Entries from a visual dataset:
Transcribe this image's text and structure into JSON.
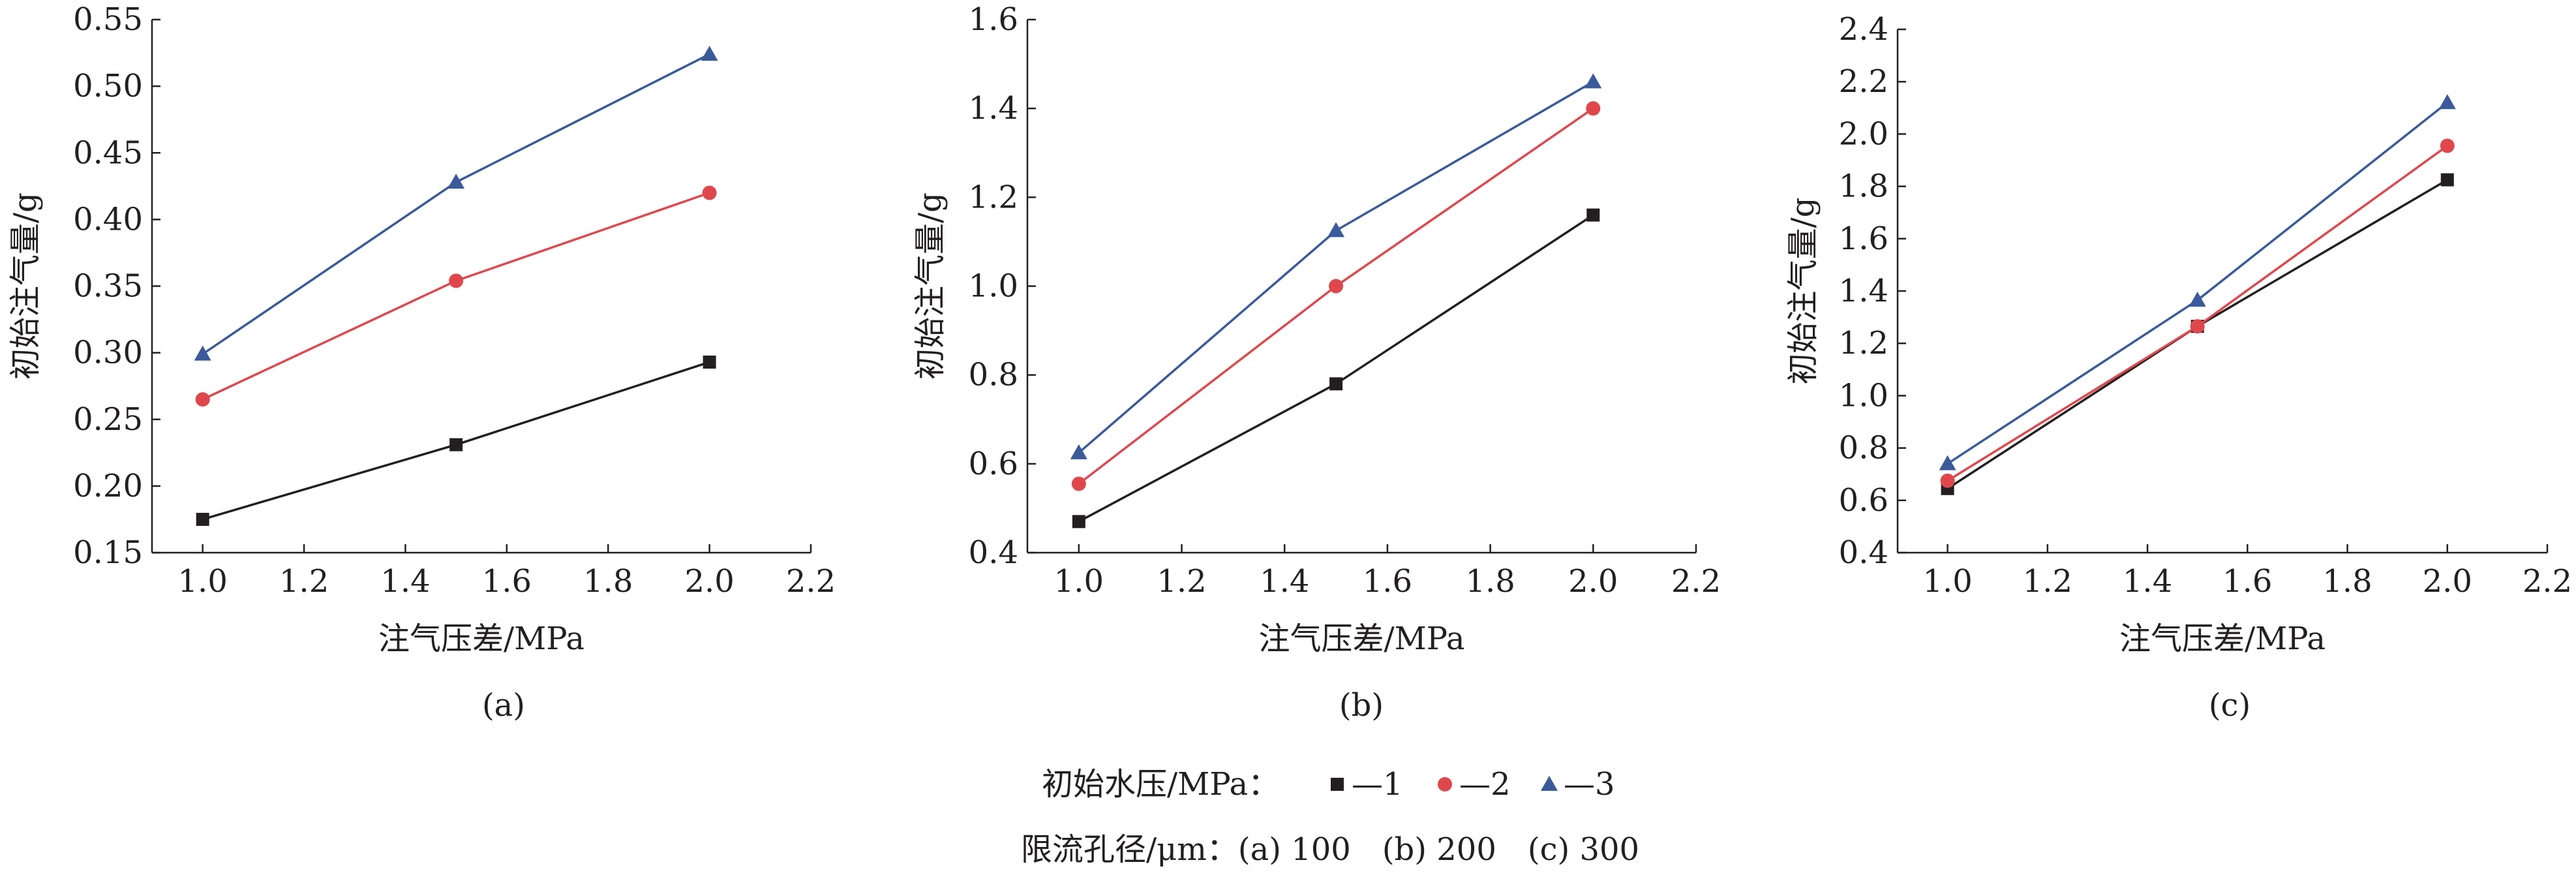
{
  "chart_data": [
    {
      "type": "line",
      "panel_label": "(a)",
      "xlabel": "注气压差/MPa",
      "ylabel": "初始注气量/g",
      "xlim": [
        0.9,
        2.2
      ],
      "ylim": [
        0.15,
        0.55
      ],
      "xticks": [
        1.0,
        1.2,
        1.4,
        1.6,
        1.8,
        2.0,
        2.2
      ],
      "xtick_labels": [
        "1.0",
        "1.2",
        "1.4",
        "1.6",
        "1.8",
        "2.0",
        "2.2"
      ],
      "yticks": [
        0.15,
        0.2,
        0.25,
        0.3,
        0.35,
        0.4,
        0.45,
        0.5,
        0.55
      ],
      "ytick_labels": [
        "0.15",
        "0.20",
        "0.25",
        "0.30",
        "0.35",
        "0.40",
        "0.45",
        "0.50",
        "0.55"
      ],
      "x": [
        1.0,
        1.5,
        2.0
      ],
      "series": [
        {
          "name": "1",
          "values": [
            0.175,
            0.231,
            0.293
          ],
          "color": "#231f20",
          "marker": "square"
        },
        {
          "name": "2",
          "values": [
            0.265,
            0.354,
            0.42
          ],
          "color": "#e0474c",
          "marker": "circle"
        },
        {
          "name": "3",
          "values": [
            0.299,
            0.428,
            0.524
          ],
          "color": "#3a5a9b",
          "marker": "triangle"
        }
      ],
      "grid": false
    },
    {
      "type": "line",
      "panel_label": "(b)",
      "xlabel": "注气压差/MPa",
      "ylabel": "初始注气量/g",
      "xlim": [
        0.9,
        2.2
      ],
      "ylim": [
        0.4,
        1.6
      ],
      "xticks": [
        1.0,
        1.2,
        1.4,
        1.6,
        1.8,
        2.0,
        2.2
      ],
      "xtick_labels": [
        "1.0",
        "1.2",
        "1.4",
        "1.6",
        "1.8",
        "2.0",
        "2.2"
      ],
      "yticks": [
        0.4,
        0.6,
        0.8,
        1.0,
        1.2,
        1.4,
        1.6
      ],
      "ytick_labels": [
        "0.4",
        "0.6",
        "0.8",
        "1.0",
        "1.2",
        "1.4",
        "1.6"
      ],
      "x": [
        1.0,
        1.5,
        2.0
      ],
      "series": [
        {
          "name": "1",
          "values": [
            0.47,
            0.78,
            1.16
          ],
          "color": "#231f20",
          "marker": "square"
        },
        {
          "name": "2",
          "values": [
            0.555,
            1.0,
            1.4
          ],
          "color": "#e0474c",
          "marker": "circle"
        },
        {
          "name": "3",
          "values": [
            0.625,
            1.125,
            1.46
          ],
          "color": "#3a5a9b",
          "marker": "triangle"
        }
      ],
      "grid": false
    },
    {
      "type": "line",
      "panel_label": "(c)",
      "xlabel": "注气压差/MPa",
      "ylabel": "初始注气量/g",
      "xlim": [
        0.9,
        2.2
      ],
      "ylim": [
        0.4,
        2.4
      ],
      "xticks": [
        1.0,
        1.2,
        1.4,
        1.6,
        1.8,
        2.0,
        2.2
      ],
      "xtick_labels": [
        "1.0",
        "1.2",
        "1.4",
        "1.6",
        "1.8",
        "2.0",
        "2.2"
      ],
      "yticks": [
        0.4,
        0.6,
        0.8,
        1.0,
        1.2,
        1.4,
        1.6,
        1.8,
        2.0,
        2.2,
        2.4
      ],
      "ytick_labels": [
        "0.4",
        "0.6",
        "0.8",
        "1.0",
        "1.2",
        "1.4",
        "1.6",
        "1.8",
        "2.0",
        "2.2",
        "2.4"
      ],
      "x": [
        1.0,
        1.5,
        2.0
      ],
      "series": [
        {
          "name": "1",
          "values": [
            0.645,
            1.265,
            1.825
          ],
          "color": "#231f20",
          "marker": "square"
        },
        {
          "name": "2",
          "values": [
            0.675,
            1.265,
            1.955
          ],
          "color": "#e0474c",
          "marker": "circle"
        },
        {
          "name": "3",
          "values": [
            0.74,
            1.365,
            2.12
          ],
          "color": "#3a5a9b",
          "marker": "triangle"
        }
      ],
      "grid": false
    }
  ],
  "legend": {
    "title": "初始水压/MPa：",
    "placement": "bottom-center",
    "items": [
      {
        "label": "—1",
        "color": "#231f20",
        "marker": "square"
      },
      {
        "label": "—2",
        "color": "#e0474c",
        "marker": "circle"
      },
      {
        "label": "—3",
        "color": "#3a5a9b",
        "marker": "triangle"
      }
    ]
  },
  "caption_line": "限流孔径/μm：(a) 100　(b) 200　(c) 300"
}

* [Work required]: Exclude the images, then output the data above word for word.

* [Finished exercise]:
Transcribe this image's text and structure into JSON.
{
  "chart_data": [
    {
      "type": "line",
      "panel_label": "(a)",
      "xlabel": "注气压差/MPa",
      "ylabel": "初始注气量/g",
      "xlim": [
        0.9,
        2.2
      ],
      "ylim": [
        0.15,
        0.55
      ],
      "xticks": [
        1.0,
        1.2,
        1.4,
        1.6,
        1.8,
        2.0,
        2.2
      ],
      "xtick_labels": [
        "1.0",
        "1.2",
        "1.4",
        "1.6",
        "1.8",
        "2.0",
        "2.2"
      ],
      "yticks": [
        0.15,
        0.2,
        0.25,
        0.3,
        0.35,
        0.4,
        0.45,
        0.5,
        0.55
      ],
      "ytick_labels": [
        "0.15",
        "0.20",
        "0.25",
        "0.30",
        "0.35",
        "0.40",
        "0.45",
        "0.50",
        "0.55"
      ],
      "x": [
        1.0,
        1.5,
        2.0
      ],
      "series": [
        {
          "name": "1",
          "values": [
            0.175,
            0.231,
            0.293
          ],
          "color": "#231f20",
          "marker": "square"
        },
        {
          "name": "2",
          "values": [
            0.265,
            0.354,
            0.42
          ],
          "color": "#e0474c",
          "marker": "circle"
        },
        {
          "name": "3",
          "values": [
            0.299,
            0.428,
            0.524
          ],
          "color": "#3a5a9b",
          "marker": "triangle"
        }
      ],
      "grid": false
    },
    {
      "type": "line",
      "panel_label": "(b)",
      "xlabel": "注气压差/MPa",
      "ylabel": "初始注气量/g",
      "xlim": [
        0.9,
        2.2
      ],
      "ylim": [
        0.4,
        1.6
      ],
      "xticks": [
        1.0,
        1.2,
        1.4,
        1.6,
        1.8,
        2.0,
        2.2
      ],
      "xtick_labels": [
        "1.0",
        "1.2",
        "1.4",
        "1.6",
        "1.8",
        "2.0",
        "2.2"
      ],
      "yticks": [
        0.4,
        0.6,
        0.8,
        1.0,
        1.2,
        1.4,
        1.6
      ],
      "ytick_labels": [
        "0.4",
        "0.6",
        "0.8",
        "1.0",
        "1.2",
        "1.4",
        "1.6"
      ],
      "x": [
        1.0,
        1.5,
        2.0
      ],
      "series": [
        {
          "name": "1",
          "values": [
            0.47,
            0.78,
            1.16
          ],
          "color": "#231f20",
          "marker": "square"
        },
        {
          "name": "2",
          "values": [
            0.555,
            1.0,
            1.4
          ],
          "color": "#e0474c",
          "marker": "circle"
        },
        {
          "name": "3",
          "values": [
            0.625,
            1.125,
            1.46
          ],
          "color": "#3a5a9b",
          "marker": "triangle"
        }
      ],
      "grid": false
    },
    {
      "type": "line",
      "panel_label": "(c)",
      "xlabel": "注气压差/MPa",
      "ylabel": "初始注气量/g",
      "xlim": [
        0.9,
        2.2
      ],
      "ylim": [
        0.4,
        2.4
      ],
      "xticks": [
        1.0,
        1.2,
        1.4,
        1.6,
        1.8,
        2.0,
        2.2
      ],
      "xtick_labels": [
        "1.0",
        "1.2",
        "1.4",
        "1.6",
        "1.8",
        "2.0",
        "2.2"
      ],
      "yticks": [
        0.4,
        0.6,
        0.8,
        1.0,
        1.2,
        1.4,
        1.6,
        1.8,
        2.0,
        2.2,
        2.4
      ],
      "ytick_labels": [
        "0.4",
        "0.6",
        "0.8",
        "1.0",
        "1.2",
        "1.4",
        "1.6",
        "1.8",
        "2.0",
        "2.2",
        "2.4"
      ],
      "x": [
        1.0,
        1.5,
        2.0
      ],
      "series": [
        {
          "name": "1",
          "values": [
            0.645,
            1.265,
            1.825
          ],
          "color": "#231f20",
          "marker": "square"
        },
        {
          "name": "2",
          "values": [
            0.675,
            1.265,
            1.955
          ],
          "color": "#e0474c",
          "marker": "circle"
        },
        {
          "name": "3",
          "values": [
            0.74,
            1.365,
            2.12
          ],
          "color": "#3a5a9b",
          "marker": "triangle"
        }
      ],
      "grid": false
    }
  ],
  "legend": {
    "title": "初始水压/MPa：",
    "placement": "bottom-center",
    "items": [
      {
        "label": "—1",
        "color": "#231f20",
        "marker": "square"
      },
      {
        "label": "—2",
        "color": "#e0474c",
        "marker": "circle"
      },
      {
        "label": "—3",
        "color": "#3a5a9b",
        "marker": "triangle"
      }
    ]
  },
  "caption_line": "限流孔径/μm：(a) 100　(b) 200　(c) 300"
}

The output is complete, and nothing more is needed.